◆ WHAT THE EXERCISE ASKS:
State how many lines of the entries hold the string "this", and output nothing but that count.

++++++++++

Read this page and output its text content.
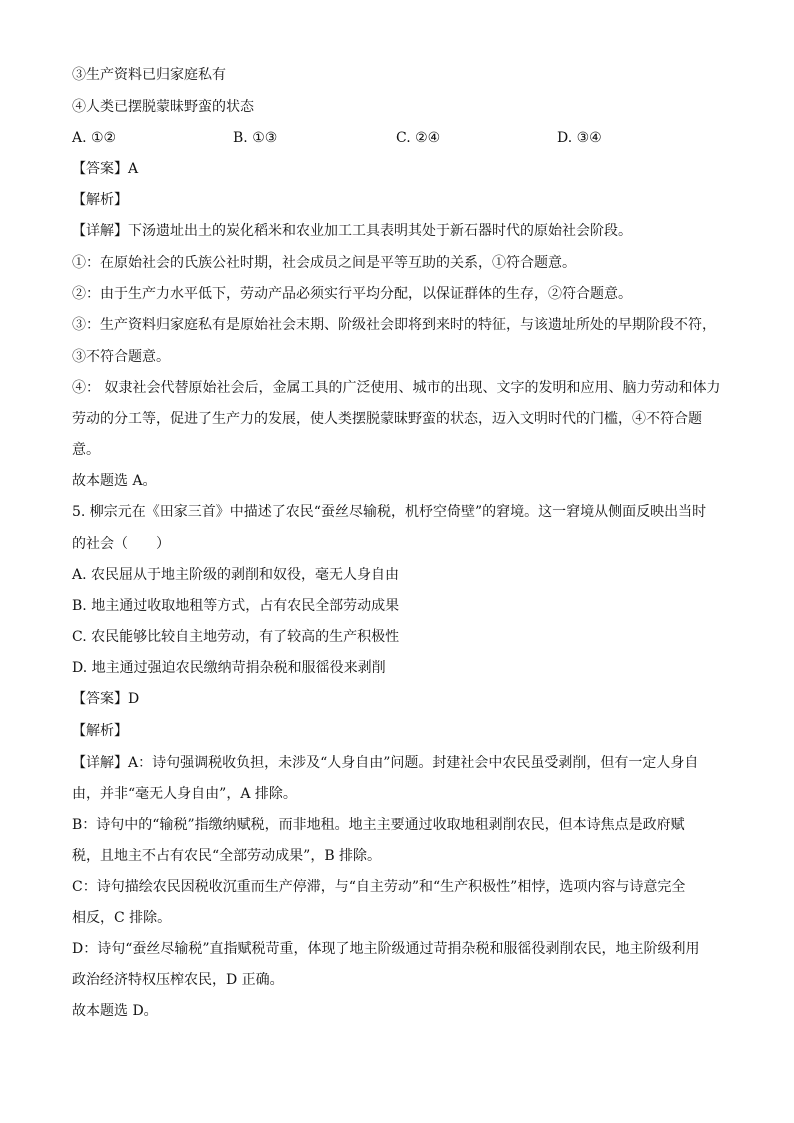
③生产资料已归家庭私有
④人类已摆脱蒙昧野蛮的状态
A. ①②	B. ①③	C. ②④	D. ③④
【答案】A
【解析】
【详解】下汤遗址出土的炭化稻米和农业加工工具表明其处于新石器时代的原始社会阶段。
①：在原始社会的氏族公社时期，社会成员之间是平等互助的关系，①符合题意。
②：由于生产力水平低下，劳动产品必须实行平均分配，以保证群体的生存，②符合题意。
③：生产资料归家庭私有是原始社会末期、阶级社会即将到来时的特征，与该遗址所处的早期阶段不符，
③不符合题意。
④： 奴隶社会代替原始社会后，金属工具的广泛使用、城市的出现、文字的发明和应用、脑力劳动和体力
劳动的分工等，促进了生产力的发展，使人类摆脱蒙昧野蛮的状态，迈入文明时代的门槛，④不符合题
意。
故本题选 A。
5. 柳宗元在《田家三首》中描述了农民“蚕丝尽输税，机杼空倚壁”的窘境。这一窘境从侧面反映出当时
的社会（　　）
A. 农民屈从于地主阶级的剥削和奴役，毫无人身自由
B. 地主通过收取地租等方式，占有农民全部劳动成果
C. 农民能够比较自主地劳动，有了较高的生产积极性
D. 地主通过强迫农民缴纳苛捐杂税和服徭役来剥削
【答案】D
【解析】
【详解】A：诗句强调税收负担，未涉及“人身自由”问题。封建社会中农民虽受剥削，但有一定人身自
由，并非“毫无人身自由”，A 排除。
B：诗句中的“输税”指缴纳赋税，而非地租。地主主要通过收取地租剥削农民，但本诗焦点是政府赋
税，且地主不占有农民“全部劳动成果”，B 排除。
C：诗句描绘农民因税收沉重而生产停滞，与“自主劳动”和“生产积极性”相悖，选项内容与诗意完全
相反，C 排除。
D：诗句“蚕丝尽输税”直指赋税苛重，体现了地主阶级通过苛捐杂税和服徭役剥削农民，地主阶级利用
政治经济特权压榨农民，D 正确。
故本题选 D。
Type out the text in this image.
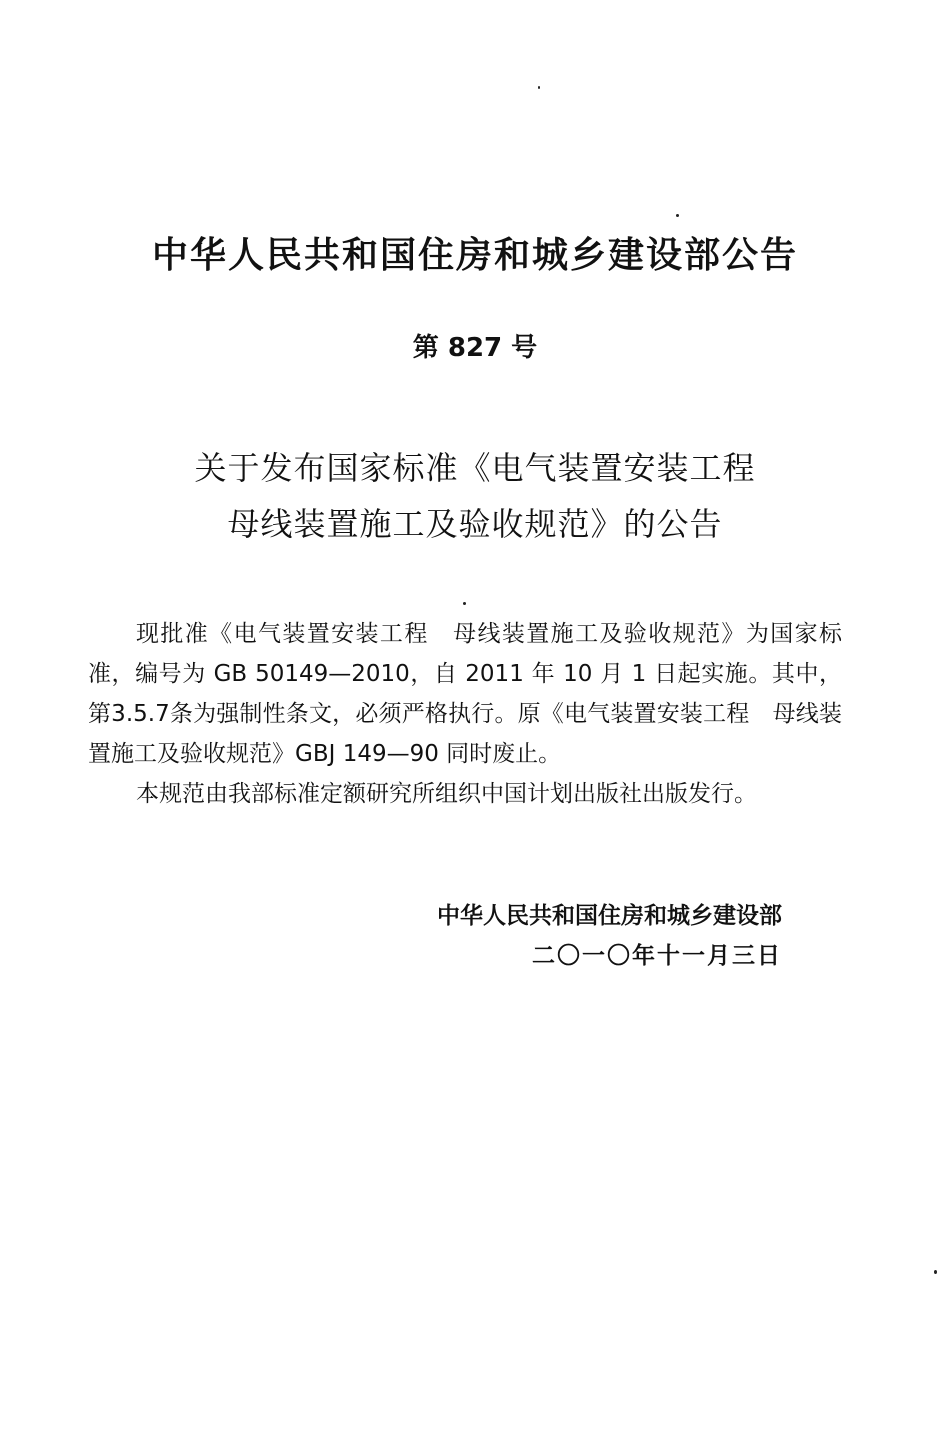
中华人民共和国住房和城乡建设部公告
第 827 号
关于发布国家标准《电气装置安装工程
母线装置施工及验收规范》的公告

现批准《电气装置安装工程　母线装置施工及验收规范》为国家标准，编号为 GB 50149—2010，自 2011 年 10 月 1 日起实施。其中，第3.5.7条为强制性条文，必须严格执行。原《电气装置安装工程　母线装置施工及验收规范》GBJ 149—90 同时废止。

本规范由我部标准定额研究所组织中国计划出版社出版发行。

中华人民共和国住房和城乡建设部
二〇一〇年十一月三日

++++++++++

◆ SOLUTION BELOW:
2